Exercise material:

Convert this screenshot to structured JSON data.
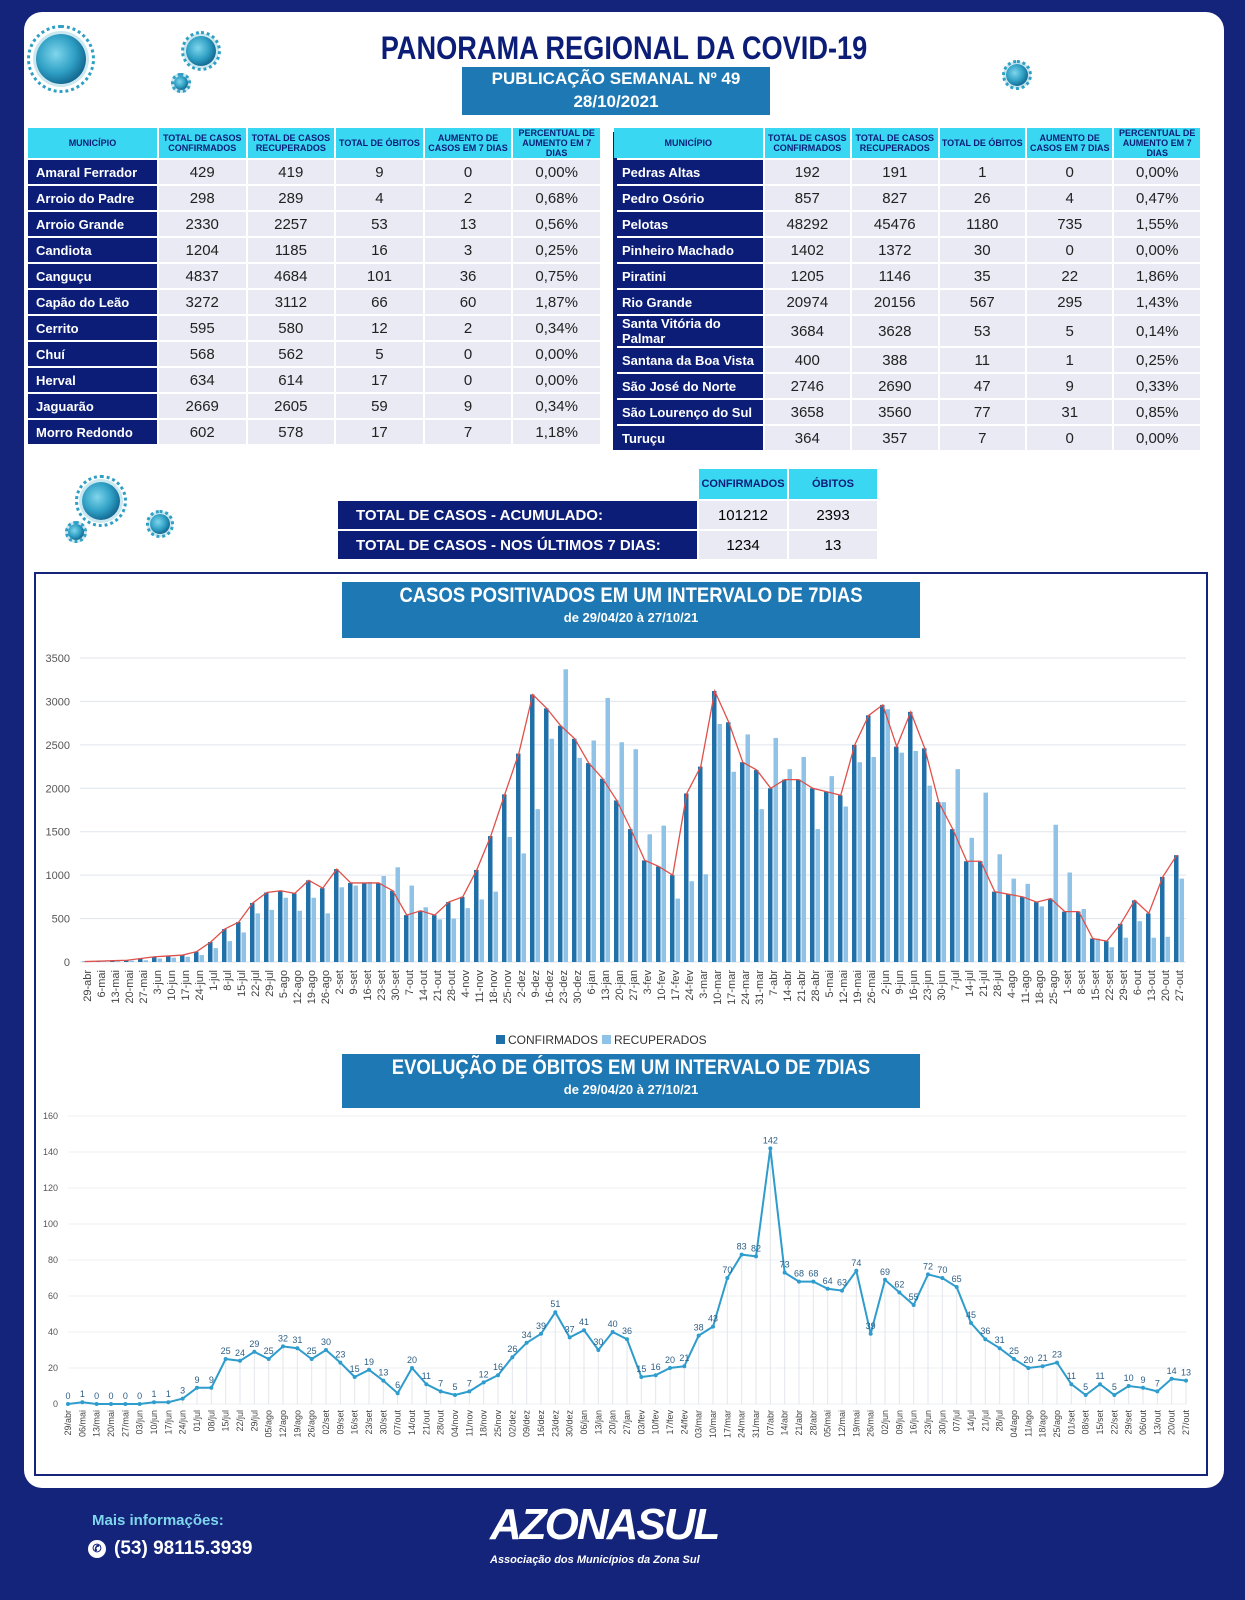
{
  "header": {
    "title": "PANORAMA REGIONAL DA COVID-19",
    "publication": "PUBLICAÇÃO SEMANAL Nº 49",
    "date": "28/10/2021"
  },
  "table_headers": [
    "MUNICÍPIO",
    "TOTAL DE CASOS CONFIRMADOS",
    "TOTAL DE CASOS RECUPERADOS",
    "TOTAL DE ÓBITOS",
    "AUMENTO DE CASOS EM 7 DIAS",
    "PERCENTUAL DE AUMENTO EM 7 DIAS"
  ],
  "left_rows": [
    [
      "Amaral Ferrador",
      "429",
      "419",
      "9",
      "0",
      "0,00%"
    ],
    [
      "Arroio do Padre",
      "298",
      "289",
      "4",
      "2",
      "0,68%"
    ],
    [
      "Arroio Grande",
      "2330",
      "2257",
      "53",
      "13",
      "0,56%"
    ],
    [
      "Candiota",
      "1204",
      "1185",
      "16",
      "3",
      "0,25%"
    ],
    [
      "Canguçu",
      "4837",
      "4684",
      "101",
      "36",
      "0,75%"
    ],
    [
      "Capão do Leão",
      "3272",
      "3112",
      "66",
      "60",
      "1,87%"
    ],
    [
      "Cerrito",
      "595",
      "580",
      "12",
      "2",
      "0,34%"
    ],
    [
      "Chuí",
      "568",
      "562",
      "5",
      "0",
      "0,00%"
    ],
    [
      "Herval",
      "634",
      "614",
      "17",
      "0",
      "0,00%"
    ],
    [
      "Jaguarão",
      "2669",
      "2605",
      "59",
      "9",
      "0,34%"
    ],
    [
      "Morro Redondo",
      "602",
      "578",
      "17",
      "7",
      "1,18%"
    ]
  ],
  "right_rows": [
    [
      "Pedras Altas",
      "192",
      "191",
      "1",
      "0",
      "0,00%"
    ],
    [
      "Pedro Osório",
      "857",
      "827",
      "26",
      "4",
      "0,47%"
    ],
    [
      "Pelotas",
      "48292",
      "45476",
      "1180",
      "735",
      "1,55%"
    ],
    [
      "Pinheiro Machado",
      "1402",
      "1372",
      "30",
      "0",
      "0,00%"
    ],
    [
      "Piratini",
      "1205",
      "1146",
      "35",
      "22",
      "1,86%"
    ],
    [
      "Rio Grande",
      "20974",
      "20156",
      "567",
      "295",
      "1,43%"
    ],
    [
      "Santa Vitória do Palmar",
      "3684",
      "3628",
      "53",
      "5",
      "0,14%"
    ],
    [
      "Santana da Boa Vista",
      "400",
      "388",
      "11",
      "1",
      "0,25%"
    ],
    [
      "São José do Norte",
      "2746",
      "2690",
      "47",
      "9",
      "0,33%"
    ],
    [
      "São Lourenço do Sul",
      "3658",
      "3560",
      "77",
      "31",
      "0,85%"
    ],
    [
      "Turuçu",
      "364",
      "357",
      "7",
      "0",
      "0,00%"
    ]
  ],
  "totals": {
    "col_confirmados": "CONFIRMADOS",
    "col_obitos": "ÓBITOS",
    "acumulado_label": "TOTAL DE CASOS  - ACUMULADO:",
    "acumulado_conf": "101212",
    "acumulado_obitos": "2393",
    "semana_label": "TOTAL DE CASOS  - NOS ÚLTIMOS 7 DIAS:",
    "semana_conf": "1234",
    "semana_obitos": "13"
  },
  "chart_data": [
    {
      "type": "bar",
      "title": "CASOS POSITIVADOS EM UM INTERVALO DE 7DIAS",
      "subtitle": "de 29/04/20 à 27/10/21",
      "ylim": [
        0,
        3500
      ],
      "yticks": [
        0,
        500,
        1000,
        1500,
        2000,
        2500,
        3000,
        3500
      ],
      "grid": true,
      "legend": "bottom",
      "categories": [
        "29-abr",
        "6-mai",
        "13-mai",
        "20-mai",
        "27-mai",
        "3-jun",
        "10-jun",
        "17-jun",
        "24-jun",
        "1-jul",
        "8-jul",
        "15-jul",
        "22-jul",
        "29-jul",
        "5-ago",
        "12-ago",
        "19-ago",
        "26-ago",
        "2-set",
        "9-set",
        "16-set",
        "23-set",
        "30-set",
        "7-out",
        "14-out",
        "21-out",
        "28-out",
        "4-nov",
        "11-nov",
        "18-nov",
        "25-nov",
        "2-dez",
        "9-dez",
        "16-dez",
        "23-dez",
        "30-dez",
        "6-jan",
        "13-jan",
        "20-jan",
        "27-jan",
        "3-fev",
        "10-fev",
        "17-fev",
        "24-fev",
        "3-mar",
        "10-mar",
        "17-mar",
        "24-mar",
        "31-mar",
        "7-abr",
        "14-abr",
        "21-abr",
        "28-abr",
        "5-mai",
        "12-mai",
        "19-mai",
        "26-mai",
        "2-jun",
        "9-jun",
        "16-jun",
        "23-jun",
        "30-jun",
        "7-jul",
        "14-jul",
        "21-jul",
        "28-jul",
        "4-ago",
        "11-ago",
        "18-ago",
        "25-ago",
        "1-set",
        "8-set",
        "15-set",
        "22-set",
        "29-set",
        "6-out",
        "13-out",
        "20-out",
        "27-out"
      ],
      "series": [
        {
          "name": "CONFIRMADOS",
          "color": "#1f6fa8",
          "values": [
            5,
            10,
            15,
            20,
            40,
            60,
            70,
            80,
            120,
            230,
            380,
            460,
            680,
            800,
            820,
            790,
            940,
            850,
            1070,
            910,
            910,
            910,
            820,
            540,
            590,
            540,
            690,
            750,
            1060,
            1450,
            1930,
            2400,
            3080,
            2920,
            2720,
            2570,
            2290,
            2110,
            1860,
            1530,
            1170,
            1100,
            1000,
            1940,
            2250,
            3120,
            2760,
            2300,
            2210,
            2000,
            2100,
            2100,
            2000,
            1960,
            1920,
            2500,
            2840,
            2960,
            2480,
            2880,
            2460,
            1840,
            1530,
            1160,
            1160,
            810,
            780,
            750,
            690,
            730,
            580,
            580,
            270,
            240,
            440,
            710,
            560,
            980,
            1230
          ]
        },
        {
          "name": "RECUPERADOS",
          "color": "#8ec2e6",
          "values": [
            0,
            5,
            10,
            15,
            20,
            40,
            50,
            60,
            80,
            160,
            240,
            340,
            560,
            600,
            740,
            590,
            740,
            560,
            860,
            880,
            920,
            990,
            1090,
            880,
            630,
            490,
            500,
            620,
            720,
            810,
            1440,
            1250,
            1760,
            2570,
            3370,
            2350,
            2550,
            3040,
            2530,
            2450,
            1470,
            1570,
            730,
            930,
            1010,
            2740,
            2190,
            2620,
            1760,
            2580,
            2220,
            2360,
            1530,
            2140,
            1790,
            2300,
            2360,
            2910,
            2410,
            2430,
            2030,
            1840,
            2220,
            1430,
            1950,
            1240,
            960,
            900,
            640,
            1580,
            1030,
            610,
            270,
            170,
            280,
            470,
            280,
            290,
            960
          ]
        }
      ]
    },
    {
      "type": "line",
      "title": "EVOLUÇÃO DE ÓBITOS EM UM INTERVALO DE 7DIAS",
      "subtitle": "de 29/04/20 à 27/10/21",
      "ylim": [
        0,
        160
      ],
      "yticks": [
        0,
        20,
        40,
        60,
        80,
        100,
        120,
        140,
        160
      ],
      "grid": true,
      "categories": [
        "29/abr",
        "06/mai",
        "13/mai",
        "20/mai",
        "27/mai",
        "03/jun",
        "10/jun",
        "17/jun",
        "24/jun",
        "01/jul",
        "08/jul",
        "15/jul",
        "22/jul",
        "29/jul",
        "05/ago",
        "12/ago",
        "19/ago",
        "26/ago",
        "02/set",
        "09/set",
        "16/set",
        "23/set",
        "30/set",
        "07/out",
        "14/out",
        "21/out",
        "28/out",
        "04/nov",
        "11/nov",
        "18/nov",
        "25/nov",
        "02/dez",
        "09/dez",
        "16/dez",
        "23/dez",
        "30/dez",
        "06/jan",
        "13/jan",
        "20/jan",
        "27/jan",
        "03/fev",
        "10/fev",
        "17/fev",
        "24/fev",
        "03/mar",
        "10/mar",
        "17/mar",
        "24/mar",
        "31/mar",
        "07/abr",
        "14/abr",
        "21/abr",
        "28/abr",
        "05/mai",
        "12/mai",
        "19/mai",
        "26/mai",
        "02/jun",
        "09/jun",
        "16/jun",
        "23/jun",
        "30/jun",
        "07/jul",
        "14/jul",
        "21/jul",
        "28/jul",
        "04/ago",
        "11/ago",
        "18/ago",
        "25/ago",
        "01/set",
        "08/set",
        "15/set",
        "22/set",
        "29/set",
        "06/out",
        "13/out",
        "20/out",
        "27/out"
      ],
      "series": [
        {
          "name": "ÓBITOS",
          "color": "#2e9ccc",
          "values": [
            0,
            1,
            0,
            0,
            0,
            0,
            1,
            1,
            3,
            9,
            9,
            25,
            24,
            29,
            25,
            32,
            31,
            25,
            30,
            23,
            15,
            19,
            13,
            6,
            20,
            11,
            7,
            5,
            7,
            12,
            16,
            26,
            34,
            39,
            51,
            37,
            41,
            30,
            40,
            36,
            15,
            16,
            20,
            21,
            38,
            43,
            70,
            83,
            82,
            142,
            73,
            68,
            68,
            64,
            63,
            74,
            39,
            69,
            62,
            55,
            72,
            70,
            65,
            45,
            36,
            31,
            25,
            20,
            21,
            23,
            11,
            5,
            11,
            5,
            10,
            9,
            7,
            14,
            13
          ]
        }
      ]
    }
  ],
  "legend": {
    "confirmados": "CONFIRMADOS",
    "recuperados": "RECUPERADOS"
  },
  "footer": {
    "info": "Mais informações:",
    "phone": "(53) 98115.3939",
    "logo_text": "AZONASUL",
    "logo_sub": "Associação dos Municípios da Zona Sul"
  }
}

* * *

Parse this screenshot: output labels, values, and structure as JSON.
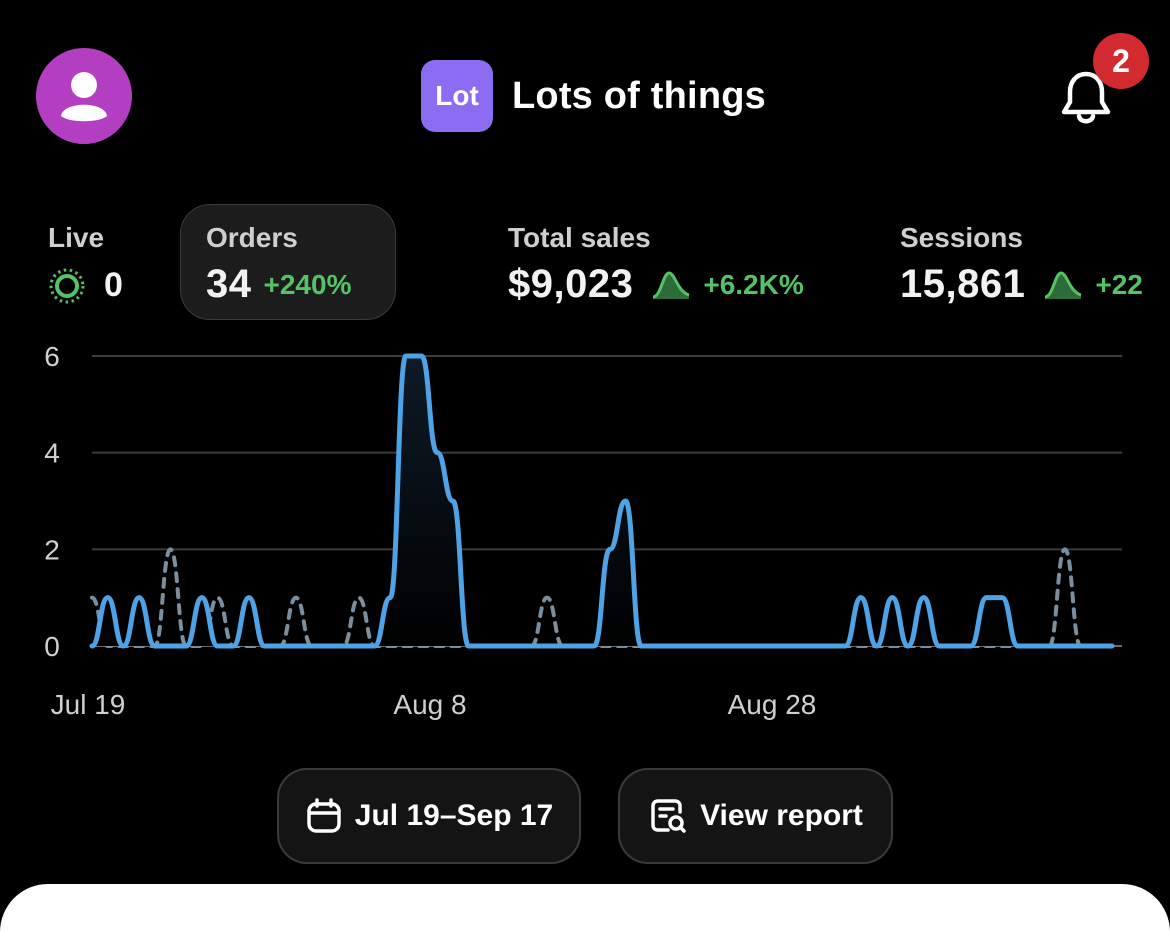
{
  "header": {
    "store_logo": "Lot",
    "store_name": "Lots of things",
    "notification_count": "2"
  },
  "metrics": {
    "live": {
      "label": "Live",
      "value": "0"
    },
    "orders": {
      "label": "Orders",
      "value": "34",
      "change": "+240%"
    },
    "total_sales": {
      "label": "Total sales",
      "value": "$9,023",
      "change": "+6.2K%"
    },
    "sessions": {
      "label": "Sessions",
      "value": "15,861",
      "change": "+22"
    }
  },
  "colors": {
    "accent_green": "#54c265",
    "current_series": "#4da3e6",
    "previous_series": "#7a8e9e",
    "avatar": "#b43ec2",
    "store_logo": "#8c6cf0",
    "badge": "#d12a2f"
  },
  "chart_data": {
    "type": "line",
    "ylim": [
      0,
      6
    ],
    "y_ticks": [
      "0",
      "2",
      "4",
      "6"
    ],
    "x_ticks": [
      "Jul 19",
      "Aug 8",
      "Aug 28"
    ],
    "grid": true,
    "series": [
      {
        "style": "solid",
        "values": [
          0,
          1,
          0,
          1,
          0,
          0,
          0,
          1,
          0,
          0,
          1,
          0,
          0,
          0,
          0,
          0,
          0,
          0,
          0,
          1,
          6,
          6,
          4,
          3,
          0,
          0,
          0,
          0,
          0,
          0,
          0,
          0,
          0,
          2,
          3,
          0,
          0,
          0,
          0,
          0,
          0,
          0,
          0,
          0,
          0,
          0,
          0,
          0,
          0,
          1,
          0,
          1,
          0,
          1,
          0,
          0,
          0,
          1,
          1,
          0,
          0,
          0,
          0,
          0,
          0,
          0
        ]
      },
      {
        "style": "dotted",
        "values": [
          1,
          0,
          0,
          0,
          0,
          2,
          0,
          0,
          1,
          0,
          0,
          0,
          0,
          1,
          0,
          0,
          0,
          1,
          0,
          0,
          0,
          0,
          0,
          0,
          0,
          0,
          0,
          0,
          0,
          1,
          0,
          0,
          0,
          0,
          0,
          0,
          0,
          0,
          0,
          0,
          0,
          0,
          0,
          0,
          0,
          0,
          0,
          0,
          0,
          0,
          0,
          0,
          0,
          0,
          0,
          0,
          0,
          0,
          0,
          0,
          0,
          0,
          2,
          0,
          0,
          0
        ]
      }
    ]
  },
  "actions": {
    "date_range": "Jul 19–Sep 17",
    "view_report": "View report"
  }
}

What to produce:
Find the lines with the string "screenshot" and reproduce them.

Result:
Convert this screenshot to structured JSON data.
Parse this screenshot: output labels, values, and structure as JSON.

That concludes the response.